Dataset extract:
──────────────────────────────

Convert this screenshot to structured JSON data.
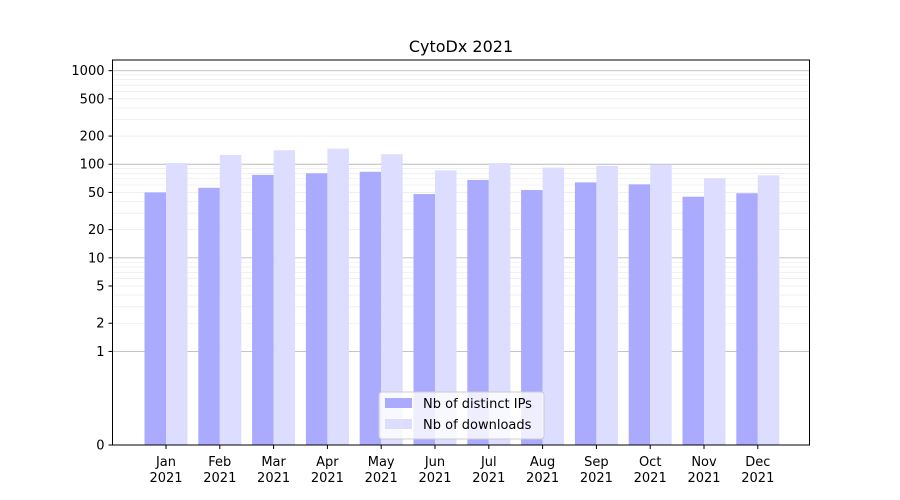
{
  "chart_data": {
    "type": "bar",
    "title": "CytoDx 2021",
    "xlabel": "",
    "ylabel": "",
    "y_scale": "symlog",
    "ylim": [
      0,
      1300
    ],
    "y_ticks": [
      0,
      1,
      2,
      5,
      10,
      20,
      50,
      100,
      200,
      500,
      1000
    ],
    "grid": true,
    "legend_position": "lower-center",
    "categories": [
      "Jan\n2021",
      "Feb\n2021",
      "Mar\n2021",
      "Apr\n2021",
      "May\n2021",
      "Jun\n2021",
      "Jul\n2021",
      "Aug\n2021",
      "Sep\n2021",
      "Oct\n2021",
      "Nov\n2021",
      "Dec\n2021"
    ],
    "series": [
      {
        "name": "Nb of distinct IPs",
        "color": "#aaaaff",
        "values": [
          50,
          56,
          77,
          80,
          83,
          48,
          68,
          53,
          64,
          61,
          45,
          49
        ]
      },
      {
        "name": "Nb of downloads",
        "color": "#ddddff",
        "values": [
          103,
          126,
          141,
          147,
          128,
          86,
          103,
          92,
          96,
          99,
          71,
          76
        ]
      }
    ]
  }
}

──────────────────────────────

Required task: Retype the whole listing exactly and leave the pictures out.

Final answer:
Convert this screenshot to structured JSON data.
{
  "chart_data": {
    "type": "bar",
    "title": "CytoDx 2021",
    "xlabel": "",
    "ylabel": "",
    "y_scale": "symlog",
    "ylim": [
      0,
      1300
    ],
    "y_ticks": [
      0,
      1,
      2,
      5,
      10,
      20,
      50,
      100,
      200,
      500,
      1000
    ],
    "grid": true,
    "legend_position": "lower-center",
    "categories": [
      "Jan\n2021",
      "Feb\n2021",
      "Mar\n2021",
      "Apr\n2021",
      "May\n2021",
      "Jun\n2021",
      "Jul\n2021",
      "Aug\n2021",
      "Sep\n2021",
      "Oct\n2021",
      "Nov\n2021",
      "Dec\n2021"
    ],
    "series": [
      {
        "name": "Nb of distinct IPs",
        "color": "#aaaaff",
        "values": [
          50,
          56,
          77,
          80,
          83,
          48,
          68,
          53,
          64,
          61,
          45,
          49
        ]
      },
      {
        "name": "Nb of downloads",
        "color": "#ddddff",
        "values": [
          103,
          126,
          141,
          147,
          128,
          86,
          103,
          92,
          96,
          99,
          71,
          76
        ]
      }
    ]
  }
}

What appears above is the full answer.